## REQUIREMENTS
Output all of the records exactly as written.

* START INPUT DATA *

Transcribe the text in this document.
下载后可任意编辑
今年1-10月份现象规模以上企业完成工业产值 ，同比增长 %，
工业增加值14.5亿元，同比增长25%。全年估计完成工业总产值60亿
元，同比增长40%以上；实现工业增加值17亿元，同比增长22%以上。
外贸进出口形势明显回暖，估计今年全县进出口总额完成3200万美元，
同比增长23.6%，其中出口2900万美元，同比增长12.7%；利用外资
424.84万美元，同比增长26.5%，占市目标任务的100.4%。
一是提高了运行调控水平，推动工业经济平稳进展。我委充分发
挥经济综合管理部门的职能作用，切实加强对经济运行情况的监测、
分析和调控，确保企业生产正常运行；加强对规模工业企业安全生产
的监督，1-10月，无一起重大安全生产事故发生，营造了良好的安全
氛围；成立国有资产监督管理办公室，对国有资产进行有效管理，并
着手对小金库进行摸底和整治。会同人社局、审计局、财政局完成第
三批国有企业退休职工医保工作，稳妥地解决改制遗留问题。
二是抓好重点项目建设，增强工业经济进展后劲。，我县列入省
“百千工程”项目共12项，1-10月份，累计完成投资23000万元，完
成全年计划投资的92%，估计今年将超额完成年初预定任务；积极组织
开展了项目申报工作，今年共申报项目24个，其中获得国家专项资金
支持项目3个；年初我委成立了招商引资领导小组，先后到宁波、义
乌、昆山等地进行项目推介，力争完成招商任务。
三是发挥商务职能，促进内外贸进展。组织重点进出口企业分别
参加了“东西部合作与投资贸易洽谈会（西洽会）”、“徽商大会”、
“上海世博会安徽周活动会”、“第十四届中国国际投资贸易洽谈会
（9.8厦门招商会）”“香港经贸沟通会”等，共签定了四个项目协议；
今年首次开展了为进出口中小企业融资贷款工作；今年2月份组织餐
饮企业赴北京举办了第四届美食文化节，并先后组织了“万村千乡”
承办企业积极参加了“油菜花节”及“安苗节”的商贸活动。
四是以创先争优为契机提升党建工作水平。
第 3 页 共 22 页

* END INPUT DATA *

## EXERCISE RESULT
Transcribe the text in this document.
下载后可任意编辑
今年1-10月份现象规模以上企业完成工业产值 ，同比增长 %，
工业增加值14.5亿元，同比增长25%。全年估计完成工业总产值60亿
元，同比增长40%以上；实现工业增加值17亿元，同比增长22%以上。
外贸进出口形势明显回暖，估计今年全县进出口总额完成3200万美元，
同比增长23.6%，其中出口2900万美元，同比增长12.7%；利用外资
424.84万美元，同比增长26.5%，占市目标任务的100.4%。
一是提高了运行调控水平，推动工业经济平稳进展。我委充分发
挥经济综合管理部门的职能作用，切实加强对经济运行情况的监测、
分析和调控，确保企业生产正常运行；加强对规模工业企业安全生产
的监督，1-10月，无一起重大安全生产事故发生，营造了良好的安全
氛围；成立国有资产监督管理办公室，对国有资产进行有效管理，并
着手对小金库进行摸底和整治。会同人社局、审计局、财政局完成第
三批国有企业退休职工医保工作，稳妥地解决改制遗留问题。
二是抓好重点项目建设，增强工业经济进展后劲。，我县列入省
“百千工程”项目共12项，1-10月份，累计完成投资23000万元，完
成全年计划投资的92%，估计今年将超额完成年初预定任务；积极组织
开展了项目申报工作，今年共申报项目24个，其中获得国家专项资金
支持项目3个；年初我委成立了招商引资领导小组，先后到宁波、义
乌、昆山等地进行项目推介，力争完成招商任务。
三是发挥商务职能，促进内外贸进展。组织重点进出口企业分别
参加了“东西部合作与投资贸易洽谈会（西洽会）”、“徽商大会”、
“上海世博会安徽周活动会”、“第十四届中国国际投资贸易洽谈会
（9.8厦门招商会）”“香港经贸沟通会”等，共签定了四个项目协议；
今年首次开展了为进出口中小企业融资贷款工作；今年2月份组织餐
饮企业赴北京举办了第四届美食文化节，并先后组织了“万村千乡”
承办企业积极参加了“油菜花节”及“安苗节”的商贸活动。
四是以创先争优为契机提升党建工作水平。
第 3 页 共 22 页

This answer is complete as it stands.